TASK GOAL: Copy each line exactly. Drop every picture.

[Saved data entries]
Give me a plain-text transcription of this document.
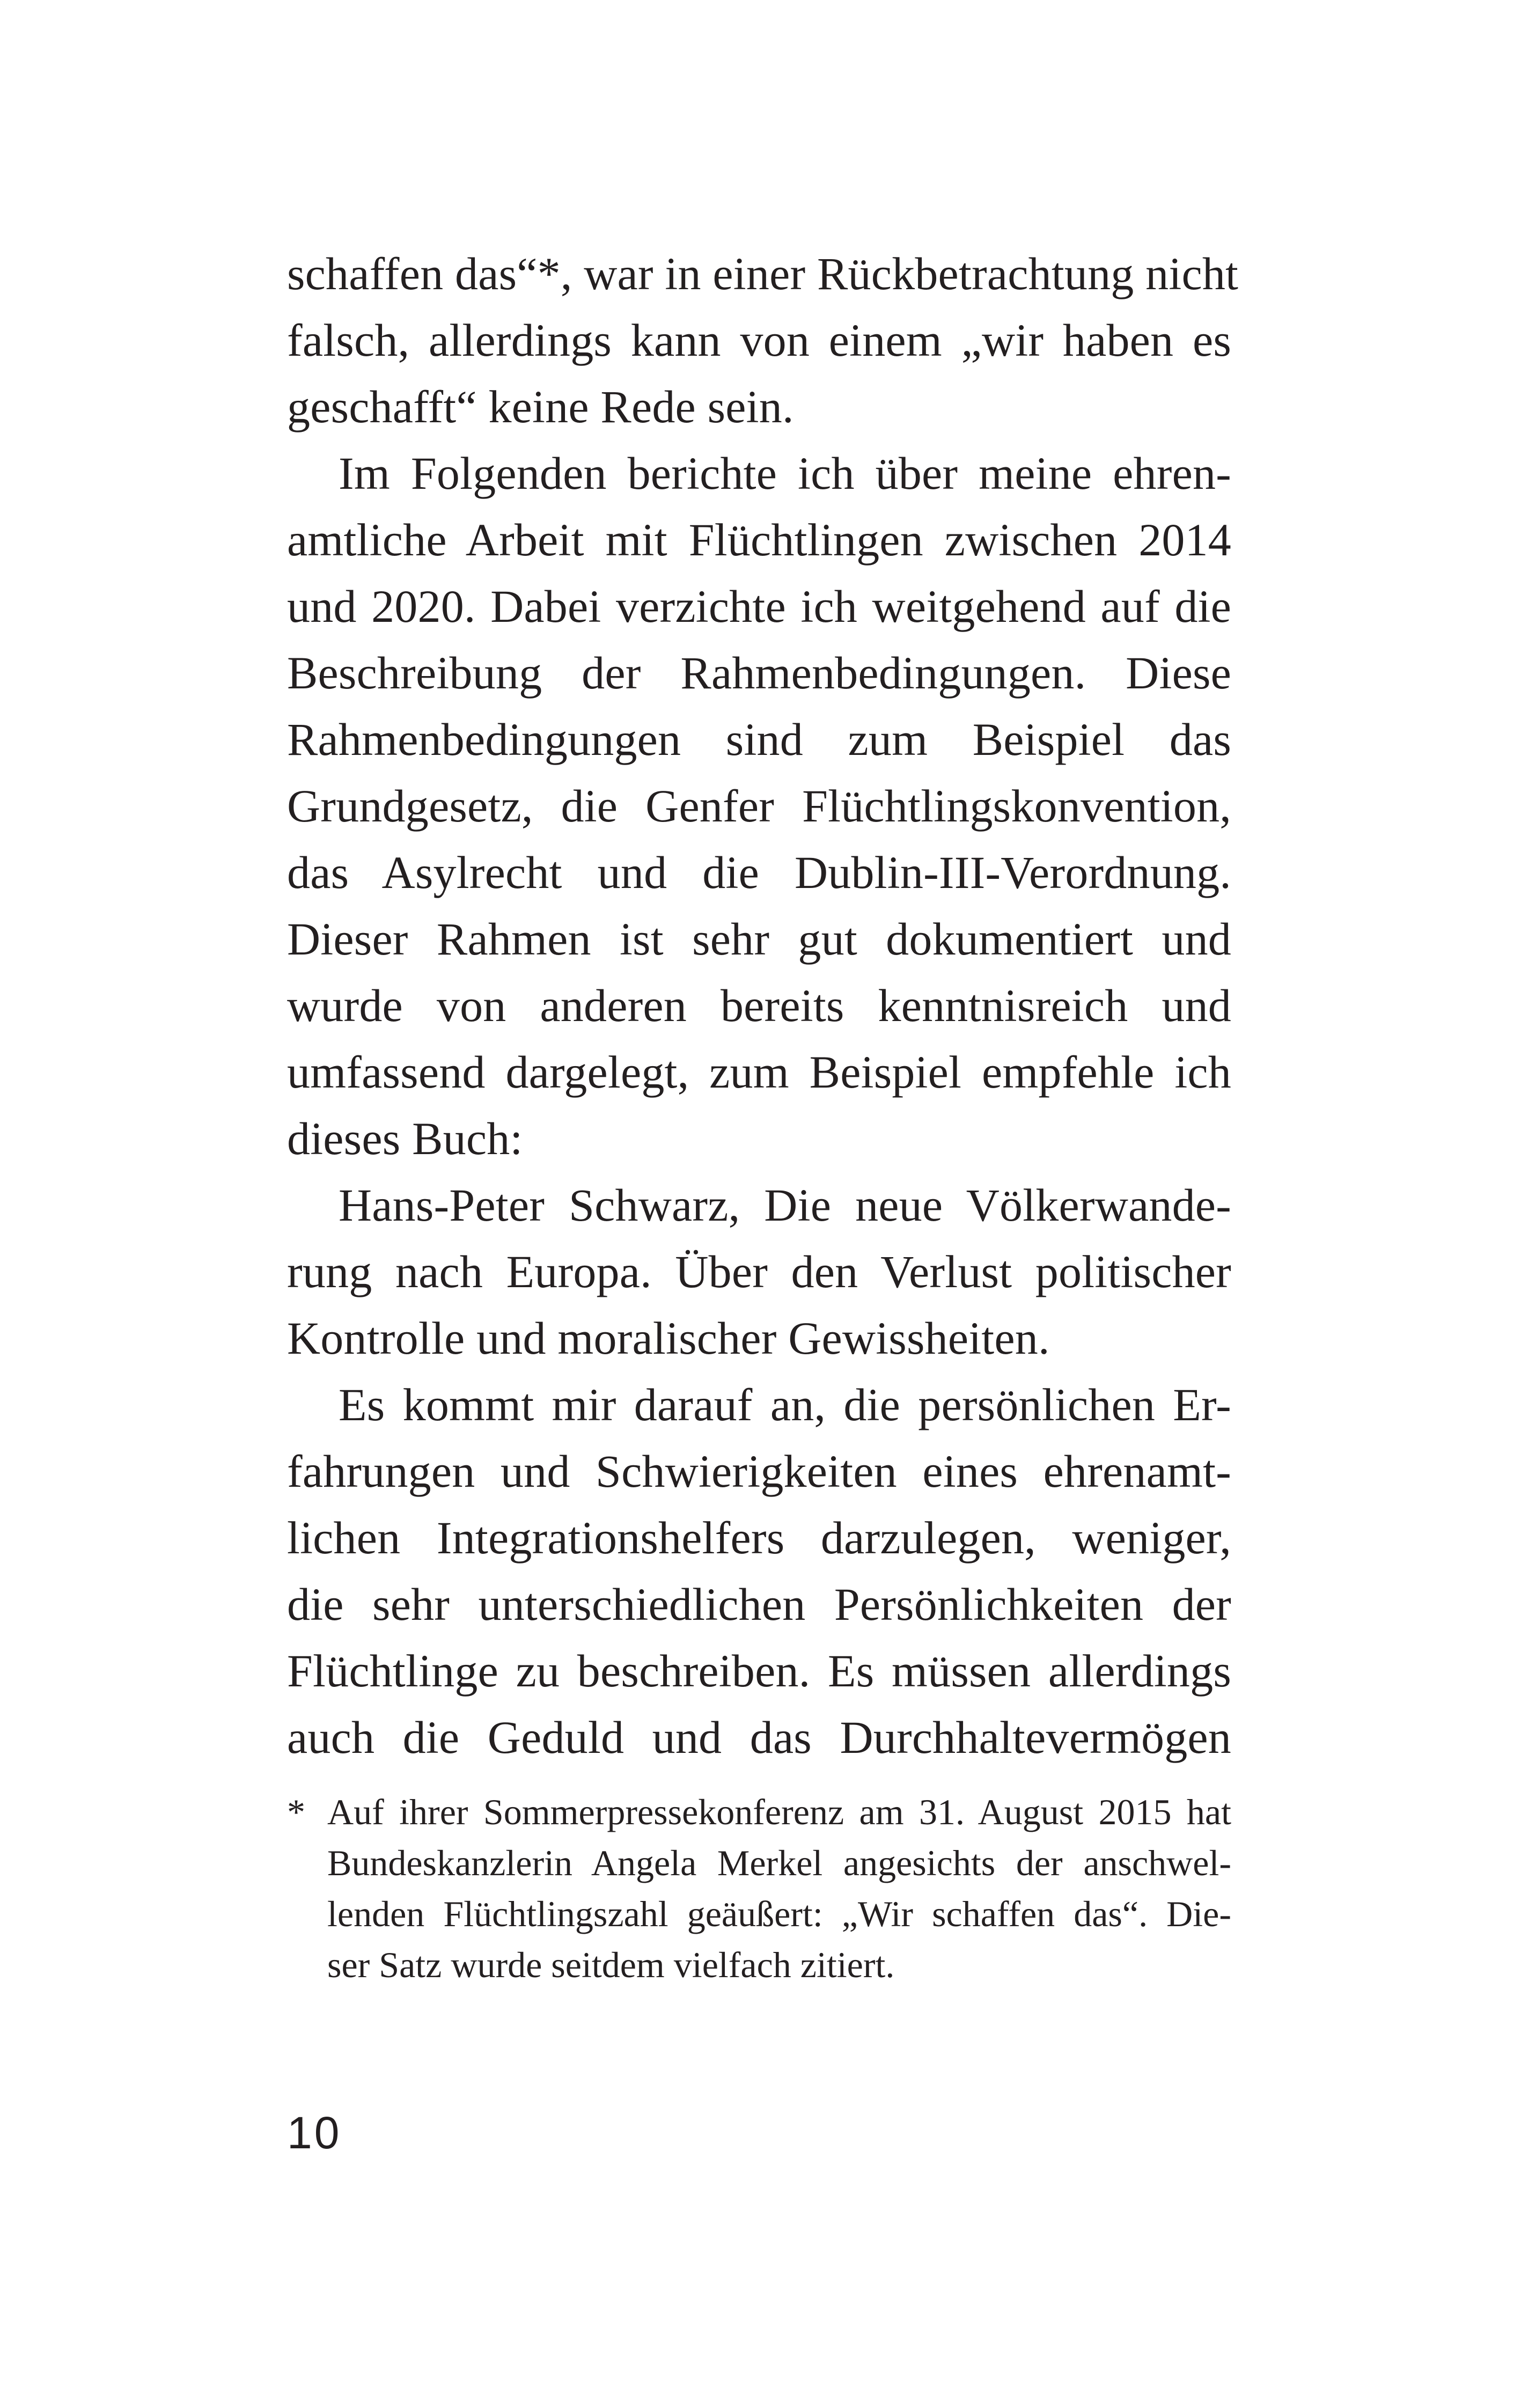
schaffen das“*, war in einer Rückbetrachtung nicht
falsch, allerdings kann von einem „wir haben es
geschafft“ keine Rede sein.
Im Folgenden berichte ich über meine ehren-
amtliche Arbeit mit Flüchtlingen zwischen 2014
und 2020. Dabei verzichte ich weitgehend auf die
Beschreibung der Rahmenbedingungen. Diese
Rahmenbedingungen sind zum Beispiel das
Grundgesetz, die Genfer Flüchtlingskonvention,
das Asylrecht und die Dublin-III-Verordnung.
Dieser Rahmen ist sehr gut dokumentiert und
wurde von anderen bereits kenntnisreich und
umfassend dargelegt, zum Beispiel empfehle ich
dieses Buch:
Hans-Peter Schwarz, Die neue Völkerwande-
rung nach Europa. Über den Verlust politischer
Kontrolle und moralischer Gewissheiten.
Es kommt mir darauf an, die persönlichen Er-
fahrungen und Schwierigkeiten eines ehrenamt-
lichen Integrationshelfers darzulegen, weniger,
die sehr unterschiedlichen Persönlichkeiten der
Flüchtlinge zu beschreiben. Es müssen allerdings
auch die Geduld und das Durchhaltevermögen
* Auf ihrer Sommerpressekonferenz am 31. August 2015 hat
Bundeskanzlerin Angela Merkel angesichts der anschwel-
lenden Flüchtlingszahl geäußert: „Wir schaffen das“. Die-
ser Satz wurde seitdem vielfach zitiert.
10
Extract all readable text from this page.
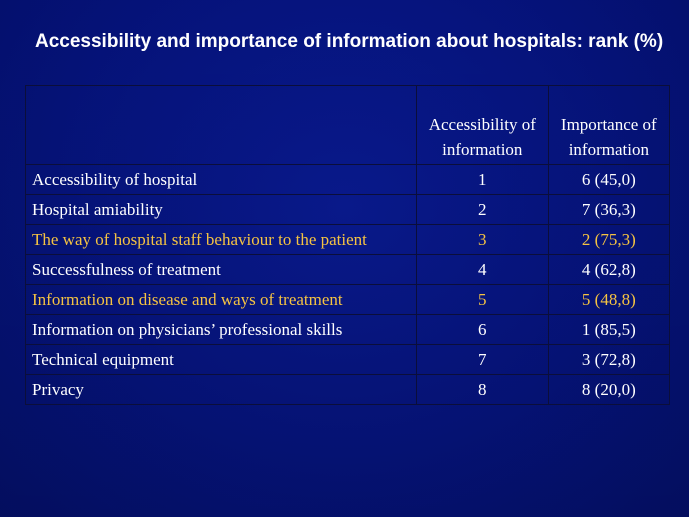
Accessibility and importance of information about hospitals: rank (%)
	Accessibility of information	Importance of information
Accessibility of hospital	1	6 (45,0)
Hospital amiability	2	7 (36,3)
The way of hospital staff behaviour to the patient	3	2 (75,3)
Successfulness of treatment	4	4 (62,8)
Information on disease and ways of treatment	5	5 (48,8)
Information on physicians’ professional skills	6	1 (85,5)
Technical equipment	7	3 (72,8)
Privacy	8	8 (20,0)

EXERCISE SOLUTION:
Give me a plain-text transcription of this document.
schaffen das“*, war in einer Rückbetrachtung nicht
falsch, allerdings kann von einem „wir haben es
geschafft“ keine Rede sein.
Im Folgenden berichte ich über meine ehren-
amtliche Arbeit mit Flüchtlingen zwischen 2014
und 2020. Dabei verzichte ich weitgehend auf die
Beschreibung der Rahmenbedingungen. Diese
Rahmenbedingungen sind zum Beispiel das
Grundgesetz, die Genfer Flüchtlingskonvention,
das Asylrecht und die Dublin-III-Verordnung.
Dieser Rahmen ist sehr gut dokumentiert und
wurde von anderen bereits kenntnisreich und
umfassend dargelegt, zum Beispiel empfehle ich
dieses Buch:
Hans-Peter Schwarz, Die neue Völkerwande-
rung nach Europa. Über den Verlust politischer
Kontrolle und moralischer Gewissheiten.
Es kommt mir darauf an, die persönlichen Er-
fahrungen und Schwierigkeiten eines ehrenamt-
lichen Integrationshelfers darzulegen, weniger,
die sehr unterschiedlichen Persönlichkeiten der
Flüchtlinge zu beschreiben. Es müssen allerdings
auch die Geduld und das Durchhaltevermögen
* Auf ihrer Sommerpressekonferenz am 31. August 2015 hat
Bundeskanzlerin Angela Merkel angesichts der anschwel-
lenden Flüchtlingszahl geäußert: „Wir schaffen das“. Die-
ser Satz wurde seitdem vielfach zitiert.
10
Extract all readable text from this page.
Accessibility and importance of information about hospitals: rank (%)
	Accessibility of information	Importance of information
Accessibility of hospital	1	6 (45,0)
Hospital amiability	2	7 (36,3)
The way of hospital staff behaviour to the patient	3	2 (75,3)
Successfulness of treatment	4	4 (62,8)
Information on disease and ways of treatment	5	5 (48,8)
Information on physicians’ professional skills	6	1 (85,5)
Technical equipment	7	3 (72,8)
Privacy	8	8 (20,0)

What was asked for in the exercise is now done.